-- START Records --
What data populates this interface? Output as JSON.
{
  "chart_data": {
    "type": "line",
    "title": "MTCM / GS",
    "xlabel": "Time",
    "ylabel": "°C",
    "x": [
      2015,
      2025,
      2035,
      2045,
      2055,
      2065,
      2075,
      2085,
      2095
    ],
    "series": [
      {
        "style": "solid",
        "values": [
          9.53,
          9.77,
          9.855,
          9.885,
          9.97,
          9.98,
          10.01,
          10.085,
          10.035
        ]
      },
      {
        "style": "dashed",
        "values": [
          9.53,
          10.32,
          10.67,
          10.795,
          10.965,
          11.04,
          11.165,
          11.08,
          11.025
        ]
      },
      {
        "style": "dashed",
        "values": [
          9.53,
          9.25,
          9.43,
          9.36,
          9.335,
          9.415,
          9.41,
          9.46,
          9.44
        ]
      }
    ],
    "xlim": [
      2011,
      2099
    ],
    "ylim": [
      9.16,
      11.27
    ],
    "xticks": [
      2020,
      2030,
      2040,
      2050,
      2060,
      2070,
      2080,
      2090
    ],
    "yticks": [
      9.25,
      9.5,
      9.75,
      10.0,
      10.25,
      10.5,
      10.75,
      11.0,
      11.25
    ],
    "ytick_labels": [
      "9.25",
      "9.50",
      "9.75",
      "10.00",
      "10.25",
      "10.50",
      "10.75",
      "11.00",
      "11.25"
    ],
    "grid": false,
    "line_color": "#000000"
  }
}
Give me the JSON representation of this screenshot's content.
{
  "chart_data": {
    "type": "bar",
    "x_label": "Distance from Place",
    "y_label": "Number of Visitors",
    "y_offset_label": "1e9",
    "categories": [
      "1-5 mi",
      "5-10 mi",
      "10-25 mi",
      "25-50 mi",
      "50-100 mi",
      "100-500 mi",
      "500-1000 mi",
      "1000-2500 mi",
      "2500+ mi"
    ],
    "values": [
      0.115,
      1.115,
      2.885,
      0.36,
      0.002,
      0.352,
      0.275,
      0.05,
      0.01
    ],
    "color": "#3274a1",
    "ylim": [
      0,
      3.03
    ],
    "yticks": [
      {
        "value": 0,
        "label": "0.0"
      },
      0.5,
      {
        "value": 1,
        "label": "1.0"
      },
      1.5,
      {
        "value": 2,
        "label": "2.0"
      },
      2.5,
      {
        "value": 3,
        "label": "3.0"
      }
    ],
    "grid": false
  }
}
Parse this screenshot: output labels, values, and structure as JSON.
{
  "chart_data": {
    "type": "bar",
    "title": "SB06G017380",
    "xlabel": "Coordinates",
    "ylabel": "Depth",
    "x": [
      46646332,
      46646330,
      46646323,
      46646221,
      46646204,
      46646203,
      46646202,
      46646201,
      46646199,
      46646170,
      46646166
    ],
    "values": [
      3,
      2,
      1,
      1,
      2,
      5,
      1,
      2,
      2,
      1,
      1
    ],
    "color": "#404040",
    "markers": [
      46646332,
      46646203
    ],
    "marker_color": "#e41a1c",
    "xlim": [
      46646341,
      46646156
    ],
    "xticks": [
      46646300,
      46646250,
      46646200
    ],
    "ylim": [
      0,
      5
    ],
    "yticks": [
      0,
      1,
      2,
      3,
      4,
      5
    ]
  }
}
-- END Records --
Directions for this task
Exact copies of all the records are required.

Problem solution
What data populates this interface? Output as JSON.
{
  "chart_data": {
    "type": "line",
    "title": "MTCM / GS",
    "xlabel": "Time",
    "ylabel": "°C",
    "x": [
      2015,
      2025,
      2035,
      2045,
      2055,
      2065,
      2075,
      2085,
      2095
    ],
    "series": [
      {
        "style": "solid",
        "values": [
          9.53,
          9.77,
          9.855,
          9.885,
          9.97,
          9.98,
          10.01,
          10.085,
          10.035
        ]
      },
      {
        "style": "dashed",
        "values": [
          9.53,
          10.32,
          10.67,
          10.795,
          10.965,
          11.04,
          11.165,
          11.08,
          11.025
        ]
      },
      {
        "style": "dashed",
        "values": [
          9.53,
          9.25,
          9.43,
          9.36,
          9.335,
          9.415,
          9.41,
          9.46,
          9.44
        ]
      }
    ],
    "xlim": [
      2011,
      2099
    ],
    "ylim": [
      9.16,
      11.27
    ],
    "xticks": [
      2020,
      2030,
      2040,
      2050,
      2060,
      2070,
      2080,
      2090
    ],
    "yticks": [
      9.25,
      9.5,
      9.75,
      10.0,
      10.25,
      10.5,
      10.75,
      11.0,
      11.25
    ],
    "ytick_labels": [
      "9.25",
      "9.50",
      "9.75",
      "10.00",
      "10.25",
      "10.50",
      "10.75",
      "11.00",
      "11.25"
    ],
    "grid": false,
    "line_color": "#000000"
  }
}
Give me the JSON representation of this screenshot's content.
{
  "chart_data": {
    "type": "bar",
    "x_label": "Distance from Place",
    "y_label": "Number of Visitors",
    "y_offset_label": "1e9",
    "categories": [
      "1-5 mi",
      "5-10 mi",
      "10-25 mi",
      "25-50 mi",
      "50-100 mi",
      "100-500 mi",
      "500-1000 mi",
      "1000-2500 mi",
      "2500+ mi"
    ],
    "values": [
      0.115,
      1.115,
      2.885,
      0.36,
      0.002,
      0.352,
      0.275,
      0.05,
      0.01
    ],
    "color": "#3274a1",
    "ylim": [
      0,
      3.03
    ],
    "yticks": [
      {
        "value": 0,
        "label": "0.0"
      },
      0.5,
      {
        "value": 1,
        "label": "1.0"
      },
      1.5,
      {
        "value": 2,
        "label": "2.0"
      },
      2.5,
      {
        "value": 3,
        "label": "3.0"
      }
    ],
    "grid": false
  }
}
Parse this screenshot: output labels, values, and structure as JSON.
{
  "chart_data": {
    "type": "bar",
    "title": "SB06G017380",
    "xlabel": "Coordinates",
    "ylabel": "Depth",
    "x": [
      46646332,
      46646330,
      46646323,
      46646221,
      46646204,
      46646203,
      46646202,
      46646201,
      46646199,
      46646170,
      46646166
    ],
    "values": [
      3,
      2,
      1,
      1,
      2,
      5,
      1,
      2,
      2,
      1,
      1
    ],
    "color": "#404040",
    "markers": [
      46646332,
      46646203
    ],
    "marker_color": "#e41a1c",
    "xlim": [
      46646341,
      46646156
    ],
    "xticks": [
      46646300,
      46646250,
      46646200
    ],
    "ylim": [
      0,
      5
    ],
    "yticks": [
      0,
      1,
      2,
      3,
      4,
      5
    ]
  }
}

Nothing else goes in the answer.